WORK REQUIRED: Write out the material exactly. Do not include the pictures.

[Start DATA EXCERPTS]

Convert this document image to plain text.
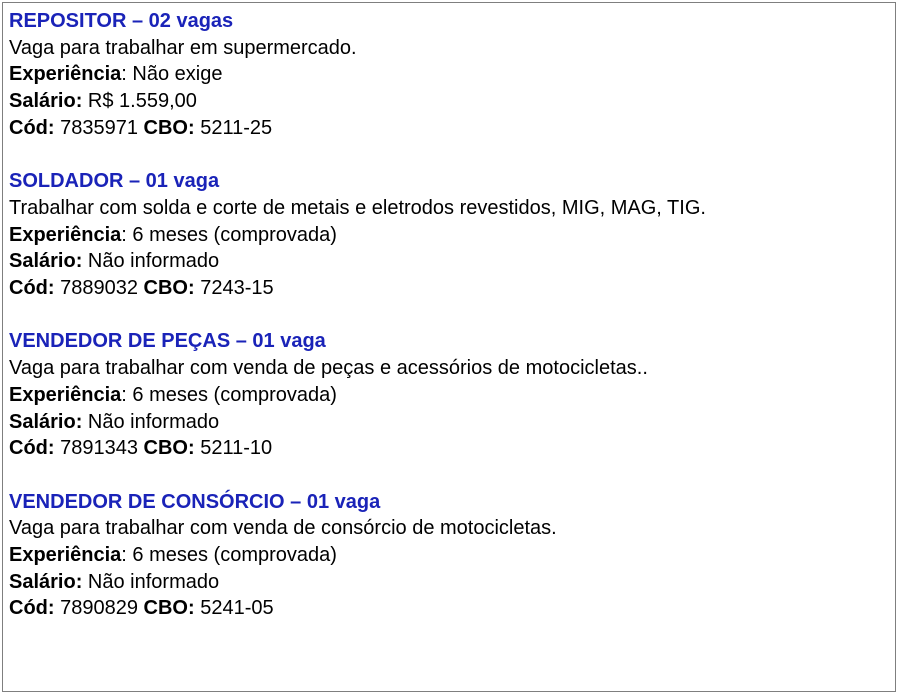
REPOSITOR – 02 vagas
Vaga para trabalhar em supermercado.
Experiência: Não exige
Salário: R$ 1.559,00
Cód: 7835971 CBO: 5211-25
SOLDADOR – 01 vaga
Trabalhar com solda e corte de metais e eletrodos revestidos, MIG, MAG, TIG.
Experiência: 6 meses (comprovada)
Salário: Não informado
Cód: 7889032 CBO: 7243-15
VENDEDOR DE PEÇAS – 01 vaga
Vaga para trabalhar com venda de peças e acessórios de motocicletas..
Experiência: 6 meses (comprovada)
Salário: Não informado
Cód: 7891343 CBO: 5211-10
VENDEDOR DE CONSÓRCIO – 01 vaga
Vaga para trabalhar com venda de consórcio de motocicletas.
Experiência: 6 meses (comprovada)
Salário: Não informado
Cód: 7890829 CBO: 5241-05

[End DATA EXCERPTS]

PROBLEM SOLUTION:
Convert this document image to plain text.
REPOSITOR – 02 vagas
Vaga para trabalhar em supermercado.
Experiência: Não exige
Salário: R$ 1.559,00
Cód: 7835971 CBO: 5211-25
SOLDADOR – 01 vaga
Trabalhar com solda e corte de metais e eletrodos revestidos, MIG, MAG, TIG.
Experiência: 6 meses (comprovada)
Salário: Não informado
Cód: 7889032 CBO: 7243-15
VENDEDOR DE PEÇAS – 01 vaga
Vaga para trabalhar com venda de peças e acessórios de motocicletas..
Experiência: 6 meses (comprovada)
Salário: Não informado
Cód: 7891343 CBO: 5211-10
VENDEDOR DE CONSÓRCIO – 01 vaga
Vaga para trabalhar com venda de consórcio de motocicletas.
Experiência: 6 meses (comprovada)
Salário: Não informado
Cód: 7890829 CBO: 5241-05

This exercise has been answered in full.